Records for this exercise
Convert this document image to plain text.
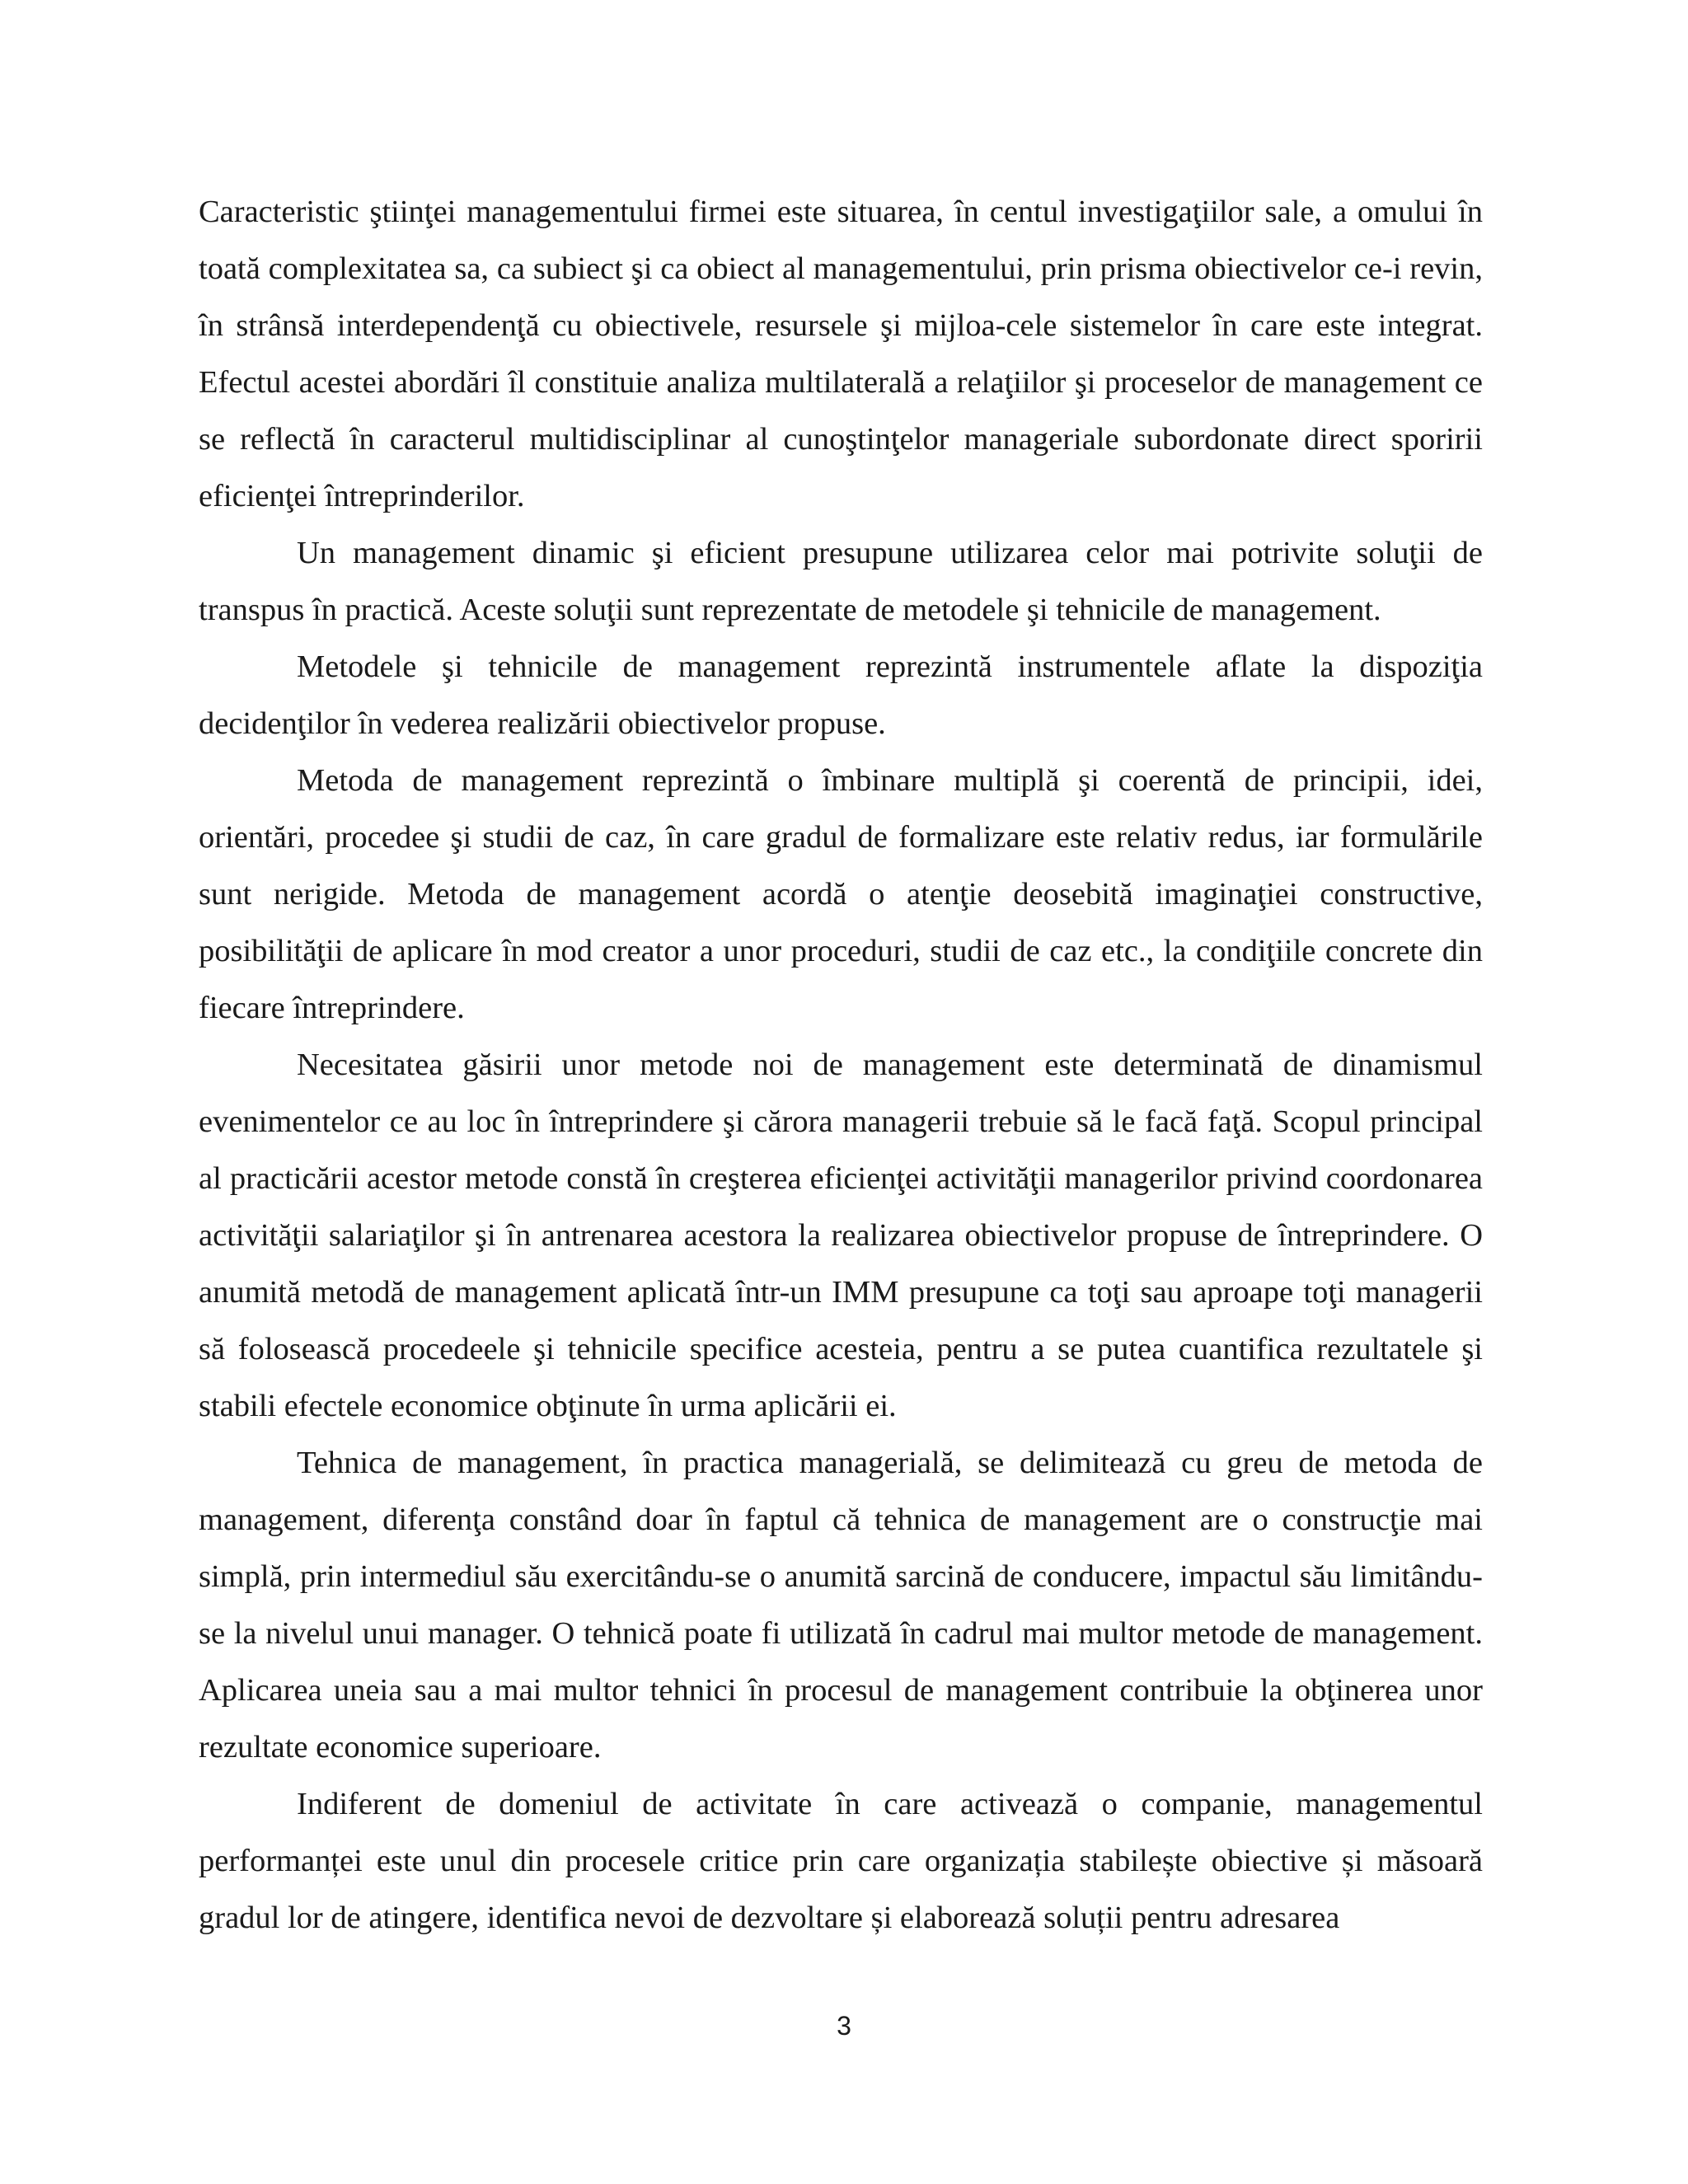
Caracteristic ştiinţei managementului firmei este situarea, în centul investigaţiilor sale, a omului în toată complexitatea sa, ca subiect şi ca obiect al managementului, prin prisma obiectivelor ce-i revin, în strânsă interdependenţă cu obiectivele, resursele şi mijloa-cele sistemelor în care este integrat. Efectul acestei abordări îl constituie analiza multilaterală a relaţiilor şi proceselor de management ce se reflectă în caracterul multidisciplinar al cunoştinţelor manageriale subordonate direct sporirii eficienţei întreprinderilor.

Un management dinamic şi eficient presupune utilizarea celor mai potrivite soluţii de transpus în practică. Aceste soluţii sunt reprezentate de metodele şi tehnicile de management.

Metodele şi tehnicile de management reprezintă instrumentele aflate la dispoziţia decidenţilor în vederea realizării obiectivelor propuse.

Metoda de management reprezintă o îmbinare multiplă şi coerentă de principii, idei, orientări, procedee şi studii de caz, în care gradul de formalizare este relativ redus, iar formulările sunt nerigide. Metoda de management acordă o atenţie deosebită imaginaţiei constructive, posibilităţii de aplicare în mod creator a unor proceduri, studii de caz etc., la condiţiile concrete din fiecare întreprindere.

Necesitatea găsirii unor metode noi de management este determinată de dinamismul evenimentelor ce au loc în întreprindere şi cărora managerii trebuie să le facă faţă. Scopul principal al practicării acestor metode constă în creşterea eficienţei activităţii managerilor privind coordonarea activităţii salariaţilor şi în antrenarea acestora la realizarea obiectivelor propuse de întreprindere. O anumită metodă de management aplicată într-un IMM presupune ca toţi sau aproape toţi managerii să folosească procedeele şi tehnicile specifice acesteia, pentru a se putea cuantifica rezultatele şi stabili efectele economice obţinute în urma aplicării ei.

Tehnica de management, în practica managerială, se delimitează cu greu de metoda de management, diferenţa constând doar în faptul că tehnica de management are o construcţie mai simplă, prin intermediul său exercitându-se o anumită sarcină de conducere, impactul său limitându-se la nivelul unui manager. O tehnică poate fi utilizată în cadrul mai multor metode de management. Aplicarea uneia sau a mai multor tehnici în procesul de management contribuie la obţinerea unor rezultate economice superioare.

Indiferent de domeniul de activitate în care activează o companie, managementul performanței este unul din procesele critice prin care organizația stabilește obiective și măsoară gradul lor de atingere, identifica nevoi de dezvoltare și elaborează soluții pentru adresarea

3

--

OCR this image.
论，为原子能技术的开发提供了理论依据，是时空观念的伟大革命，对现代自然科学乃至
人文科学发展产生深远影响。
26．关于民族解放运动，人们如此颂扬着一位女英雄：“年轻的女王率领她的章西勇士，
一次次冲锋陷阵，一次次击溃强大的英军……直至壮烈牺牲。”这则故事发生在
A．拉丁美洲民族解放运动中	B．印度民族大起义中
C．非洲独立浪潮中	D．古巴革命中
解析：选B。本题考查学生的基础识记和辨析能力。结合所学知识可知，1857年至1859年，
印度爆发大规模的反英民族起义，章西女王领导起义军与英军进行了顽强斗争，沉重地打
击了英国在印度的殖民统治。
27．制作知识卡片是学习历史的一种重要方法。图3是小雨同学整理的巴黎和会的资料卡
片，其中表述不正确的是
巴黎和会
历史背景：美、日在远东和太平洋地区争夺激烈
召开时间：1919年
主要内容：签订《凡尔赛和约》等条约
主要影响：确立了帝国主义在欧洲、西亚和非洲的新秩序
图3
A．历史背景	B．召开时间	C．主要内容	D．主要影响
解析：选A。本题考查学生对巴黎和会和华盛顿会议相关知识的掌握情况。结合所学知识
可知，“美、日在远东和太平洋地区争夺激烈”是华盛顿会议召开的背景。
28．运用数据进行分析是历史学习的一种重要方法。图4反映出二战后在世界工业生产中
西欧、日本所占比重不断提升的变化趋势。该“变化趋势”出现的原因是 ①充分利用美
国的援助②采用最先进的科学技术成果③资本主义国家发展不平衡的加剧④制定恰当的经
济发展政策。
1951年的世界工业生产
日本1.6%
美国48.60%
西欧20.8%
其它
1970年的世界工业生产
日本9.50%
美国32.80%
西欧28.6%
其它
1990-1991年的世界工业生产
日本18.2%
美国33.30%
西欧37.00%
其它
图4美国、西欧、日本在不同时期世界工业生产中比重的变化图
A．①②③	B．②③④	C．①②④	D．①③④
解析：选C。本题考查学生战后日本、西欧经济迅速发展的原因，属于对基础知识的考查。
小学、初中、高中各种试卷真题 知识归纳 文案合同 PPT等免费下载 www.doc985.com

Aim
Copy every line of the listing that includes the string "历史背景".

Response for this exercise
历史背景：美、日在远东和太平洋地区争夺激烈
A．历史背景	B．召开时间	C．主要内容	D．主要影响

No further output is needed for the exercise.